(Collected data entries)
(begin)

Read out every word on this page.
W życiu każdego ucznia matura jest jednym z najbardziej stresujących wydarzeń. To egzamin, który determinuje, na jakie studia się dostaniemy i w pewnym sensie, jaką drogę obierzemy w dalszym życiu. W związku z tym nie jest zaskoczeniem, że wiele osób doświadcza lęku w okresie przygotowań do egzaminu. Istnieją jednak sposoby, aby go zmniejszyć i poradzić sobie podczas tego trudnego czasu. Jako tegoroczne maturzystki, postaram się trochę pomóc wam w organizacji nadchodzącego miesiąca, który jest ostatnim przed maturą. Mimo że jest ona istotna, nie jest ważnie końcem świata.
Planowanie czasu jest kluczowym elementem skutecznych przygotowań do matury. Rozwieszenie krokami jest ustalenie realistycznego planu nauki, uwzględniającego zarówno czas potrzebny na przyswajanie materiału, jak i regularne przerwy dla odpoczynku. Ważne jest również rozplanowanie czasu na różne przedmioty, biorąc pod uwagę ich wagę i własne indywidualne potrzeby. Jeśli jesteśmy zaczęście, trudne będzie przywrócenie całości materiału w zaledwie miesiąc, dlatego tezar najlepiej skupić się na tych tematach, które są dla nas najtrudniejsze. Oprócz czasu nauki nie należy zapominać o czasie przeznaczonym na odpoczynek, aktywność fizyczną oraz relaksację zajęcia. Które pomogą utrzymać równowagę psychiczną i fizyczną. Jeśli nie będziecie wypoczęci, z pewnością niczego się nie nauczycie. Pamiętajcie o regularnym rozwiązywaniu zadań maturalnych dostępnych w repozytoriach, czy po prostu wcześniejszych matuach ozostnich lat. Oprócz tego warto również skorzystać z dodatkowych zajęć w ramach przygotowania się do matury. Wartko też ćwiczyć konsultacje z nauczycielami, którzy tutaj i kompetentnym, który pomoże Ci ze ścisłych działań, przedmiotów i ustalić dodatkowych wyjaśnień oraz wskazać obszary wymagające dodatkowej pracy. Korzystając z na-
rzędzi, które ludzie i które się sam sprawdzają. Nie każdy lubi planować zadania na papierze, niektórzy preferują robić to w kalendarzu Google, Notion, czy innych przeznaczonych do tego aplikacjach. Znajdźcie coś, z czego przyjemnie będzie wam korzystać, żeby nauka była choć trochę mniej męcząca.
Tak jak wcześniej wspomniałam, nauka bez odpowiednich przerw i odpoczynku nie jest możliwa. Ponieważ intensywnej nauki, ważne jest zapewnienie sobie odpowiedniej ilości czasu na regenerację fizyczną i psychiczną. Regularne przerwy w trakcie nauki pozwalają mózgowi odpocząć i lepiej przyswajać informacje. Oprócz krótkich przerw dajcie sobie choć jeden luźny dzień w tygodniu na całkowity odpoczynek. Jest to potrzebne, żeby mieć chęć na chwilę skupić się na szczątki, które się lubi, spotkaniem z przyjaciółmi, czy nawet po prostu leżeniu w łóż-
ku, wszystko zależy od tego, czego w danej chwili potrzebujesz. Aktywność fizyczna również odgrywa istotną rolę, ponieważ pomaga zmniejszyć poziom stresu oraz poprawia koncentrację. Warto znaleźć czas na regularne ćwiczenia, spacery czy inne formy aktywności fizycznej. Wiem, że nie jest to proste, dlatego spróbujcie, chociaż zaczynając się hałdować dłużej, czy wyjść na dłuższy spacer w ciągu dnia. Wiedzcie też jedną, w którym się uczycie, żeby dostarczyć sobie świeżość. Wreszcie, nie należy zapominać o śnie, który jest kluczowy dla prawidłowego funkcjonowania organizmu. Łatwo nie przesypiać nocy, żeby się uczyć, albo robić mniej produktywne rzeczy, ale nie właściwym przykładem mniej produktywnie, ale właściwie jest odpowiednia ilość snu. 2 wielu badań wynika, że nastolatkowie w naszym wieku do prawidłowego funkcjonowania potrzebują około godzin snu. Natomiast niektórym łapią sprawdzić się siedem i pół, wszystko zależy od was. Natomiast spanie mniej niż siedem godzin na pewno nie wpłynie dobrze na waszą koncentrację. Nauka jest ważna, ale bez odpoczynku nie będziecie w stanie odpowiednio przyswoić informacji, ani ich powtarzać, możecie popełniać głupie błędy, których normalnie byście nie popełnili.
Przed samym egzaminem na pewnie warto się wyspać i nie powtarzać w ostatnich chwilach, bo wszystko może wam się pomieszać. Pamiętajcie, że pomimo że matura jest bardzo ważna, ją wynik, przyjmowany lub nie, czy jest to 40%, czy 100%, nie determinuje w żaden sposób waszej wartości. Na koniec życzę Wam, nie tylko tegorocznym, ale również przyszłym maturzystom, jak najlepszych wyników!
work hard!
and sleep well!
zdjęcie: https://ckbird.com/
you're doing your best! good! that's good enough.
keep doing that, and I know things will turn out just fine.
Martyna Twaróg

(end)

PROBLEM DESCRIPTION →
From the entries above, copy out every line where the string "that" appears.

WRITTEN ANSWER →
you're doing your best! good! that's good enough.
keep doing that, and I know things will turn out just fine.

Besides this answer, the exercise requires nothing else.